Task statement: Exclude images, then output the remaining data verbatim.

---- Listing

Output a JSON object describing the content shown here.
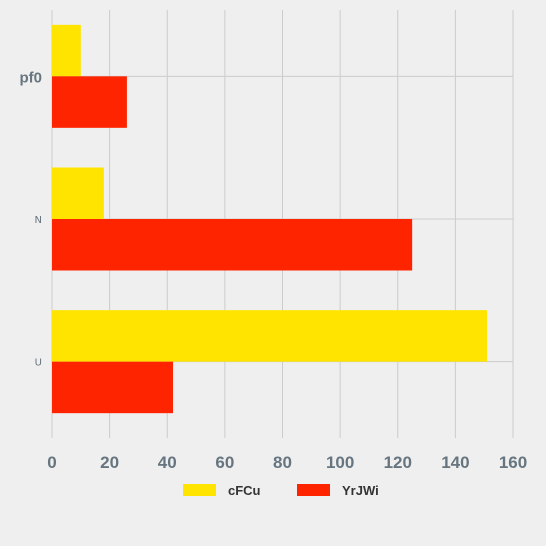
{
  "chart_data": {
    "type": "bar",
    "orientation": "horizontal",
    "categories": [
      "pf0",
      "N",
      "U"
    ],
    "series": [
      {
        "name": "cFCu",
        "color": "#FFE400",
        "values": [
          10,
          18,
          151
        ]
      },
      {
        "name": "YrJWi",
        "color": "#FF2400",
        "values": [
          26,
          125,
          42
        ]
      }
    ],
    "x_ticks": [
      "0",
      "20",
      "40",
      "60",
      "80",
      "100",
      "120",
      "140",
      "160"
    ],
    "xlim": [
      0,
      160
    ],
    "grid": true,
    "legend_position": "bottom"
  },
  "colors": {
    "background": "#efefef",
    "gridline": "#cccccc",
    "axis_text": "#66757f",
    "legend_text": "#333333"
  }
}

--------

Written solution:
Output a JSON object describing the content shown here.
{
  "chart_data": {
    "type": "bar",
    "orientation": "horizontal",
    "categories": [
      "pf0",
      "N",
      "U"
    ],
    "series": [
      {
        "name": "cFCu",
        "color": "#FFE400",
        "values": [
          10,
          18,
          151
        ]
      },
      {
        "name": "YrJWi",
        "color": "#FF2400",
        "values": [
          26,
          125,
          42
        ]
      }
    ],
    "x_ticks": [
      "0",
      "20",
      "40",
      "60",
      "80",
      "100",
      "120",
      "140",
      "160"
    ],
    "xlim": [
      0,
      160
    ],
    "grid": true,
    "legend_position": "bottom"
  },
  "colors": {
    "background": "#efefef",
    "gridline": "#cccccc",
    "axis_text": "#66757f",
    "legend_text": "#333333"
  }
}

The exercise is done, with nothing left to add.